### AIM:
Copy every line of the records below word for word, without changing anything.

Start

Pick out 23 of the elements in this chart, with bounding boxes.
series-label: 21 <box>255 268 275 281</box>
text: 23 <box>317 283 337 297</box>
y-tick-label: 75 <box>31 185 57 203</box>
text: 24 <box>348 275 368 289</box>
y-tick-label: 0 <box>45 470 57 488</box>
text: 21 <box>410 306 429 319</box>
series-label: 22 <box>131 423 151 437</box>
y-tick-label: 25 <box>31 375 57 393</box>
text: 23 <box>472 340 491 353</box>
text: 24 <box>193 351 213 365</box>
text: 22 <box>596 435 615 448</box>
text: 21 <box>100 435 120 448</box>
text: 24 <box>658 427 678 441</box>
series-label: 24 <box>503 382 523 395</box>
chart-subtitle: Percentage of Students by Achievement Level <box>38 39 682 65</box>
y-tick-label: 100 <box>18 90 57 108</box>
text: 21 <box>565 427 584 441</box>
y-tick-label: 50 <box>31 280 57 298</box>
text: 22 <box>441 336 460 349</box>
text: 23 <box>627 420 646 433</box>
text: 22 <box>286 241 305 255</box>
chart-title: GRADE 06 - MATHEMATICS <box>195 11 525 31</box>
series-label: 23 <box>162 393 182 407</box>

End

### EXERCISE OUTPUT:
Pick out 23 of the elements in this chart, with bounding boxes.
series-label: 21 <box>255 268 275 281</box>
text: 23 <box>317 283 337 297</box>
y-tick-label: 75 <box>31 185 57 203</box>
text: 24 <box>348 275 368 289</box>
y-tick-label: 0 <box>45 470 57 488</box>
text: 21 <box>410 306 429 319</box>
series-label: 22 <box>131 423 151 437</box>
y-tick-label: 25 <box>31 375 57 393</box>
text: 23 <box>472 340 491 353</box>
text: 24 <box>193 351 213 365</box>
text: 22 <box>596 435 615 448</box>
text: 21 <box>100 435 120 448</box>
text: 24 <box>658 427 678 441</box>
series-label: 24 <box>503 382 523 395</box>
chart-subtitle: Percentage of Students by Achievement Level <box>38 39 682 65</box>
y-tick-label: 100 <box>18 90 57 108</box>
text: 21 <box>565 427 584 441</box>
y-tick-label: 50 <box>31 280 57 298</box>
text: 22 <box>441 336 460 349</box>
text: 23 <box>627 420 646 433</box>
text: 22 <box>286 241 305 255</box>
chart-title: GRADE 06 - MATHEMATICS <box>195 11 525 31</box>
series-label: 23 <box>162 393 182 407</box>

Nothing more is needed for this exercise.